→ JOB
Give the listing again exactly, omitting its images.

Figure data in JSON

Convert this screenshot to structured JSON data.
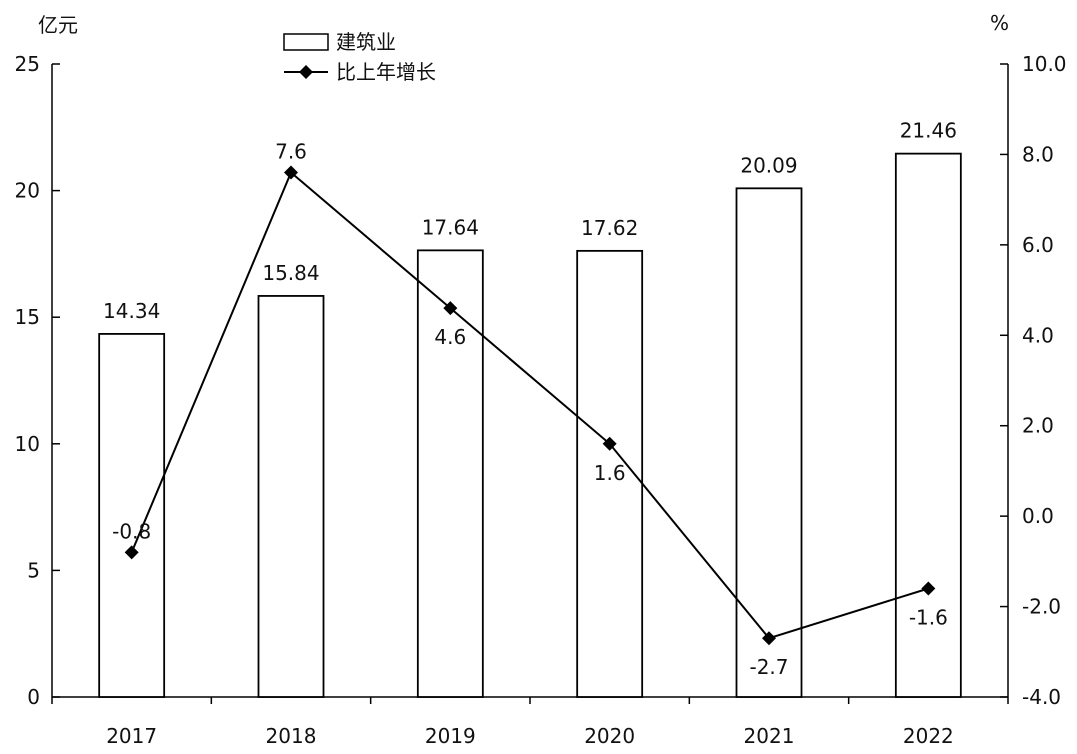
{
  "chart_data": {
    "type": "bar",
    "categories": [
      "2017",
      "2018",
      "2019",
      "2020",
      "2021",
      "2022"
    ],
    "series": [
      {
        "name": "建筑业",
        "type": "bar",
        "axis": "left",
        "values": [
          14.34,
          15.84,
          17.64,
          17.62,
          20.09,
          21.46
        ],
        "labels": [
          "14.34",
          "15.84",
          "17.64",
          "17.62",
          "20.09",
          "21.46"
        ]
      },
      {
        "name": "比上年增长",
        "type": "line",
        "axis": "right",
        "marker": "diamond",
        "values": [
          -0.8,
          7.6,
          4.6,
          1.6,
          -2.7,
          -1.6
        ],
        "labels": [
          "-0.8",
          "7.6",
          "4.6",
          "1.6",
          "-2.7",
          "-1.6"
        ]
      }
    ],
    "y_left": {
      "unit": "亿元",
      "lim": [
        0,
        25
      ],
      "ticks": [
        "0",
        "5",
        "10",
        "15",
        "20",
        "25"
      ]
    },
    "y_right": {
      "unit": "%",
      "lim": [
        -4,
        10
      ],
      "ticks": [
        "-4.0",
        "-2.0",
        "0.0",
        "2.0",
        "4.0",
        "6.0",
        "8.0",
        "10.0"
      ]
    },
    "legend_position": "top-left",
    "grid": false,
    "colors": {
      "bar_fill": "#ffffff",
      "bar_stroke": "#000000",
      "line": "#000000"
    }
  }
}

→ CORRECT ANSWER
Convert this screenshot to structured JSON data.
{
  "chart_data": {
    "type": "bar",
    "categories": [
      "2017",
      "2018",
      "2019",
      "2020",
      "2021",
      "2022"
    ],
    "series": [
      {
        "name": "建筑业",
        "type": "bar",
        "axis": "left",
        "values": [
          14.34,
          15.84,
          17.64,
          17.62,
          20.09,
          21.46
        ],
        "labels": [
          "14.34",
          "15.84",
          "17.64",
          "17.62",
          "20.09",
          "21.46"
        ]
      },
      {
        "name": "比上年增长",
        "type": "line",
        "axis": "right",
        "marker": "diamond",
        "values": [
          -0.8,
          7.6,
          4.6,
          1.6,
          -2.7,
          -1.6
        ],
        "labels": [
          "-0.8",
          "7.6",
          "4.6",
          "1.6",
          "-2.7",
          "-1.6"
        ]
      }
    ],
    "y_left": {
      "unit": "亿元",
      "lim": [
        0,
        25
      ],
      "ticks": [
        "0",
        "5",
        "10",
        "15",
        "20",
        "25"
      ]
    },
    "y_right": {
      "unit": "%",
      "lim": [
        -4,
        10
      ],
      "ticks": [
        "-4.0",
        "-2.0",
        "0.0",
        "2.0",
        "4.0",
        "6.0",
        "8.0",
        "10.0"
      ]
    },
    "legend_position": "top-left",
    "grid": false,
    "colors": {
      "bar_fill": "#ffffff",
      "bar_stroke": "#000000",
      "line": "#000000"
    }
  }
}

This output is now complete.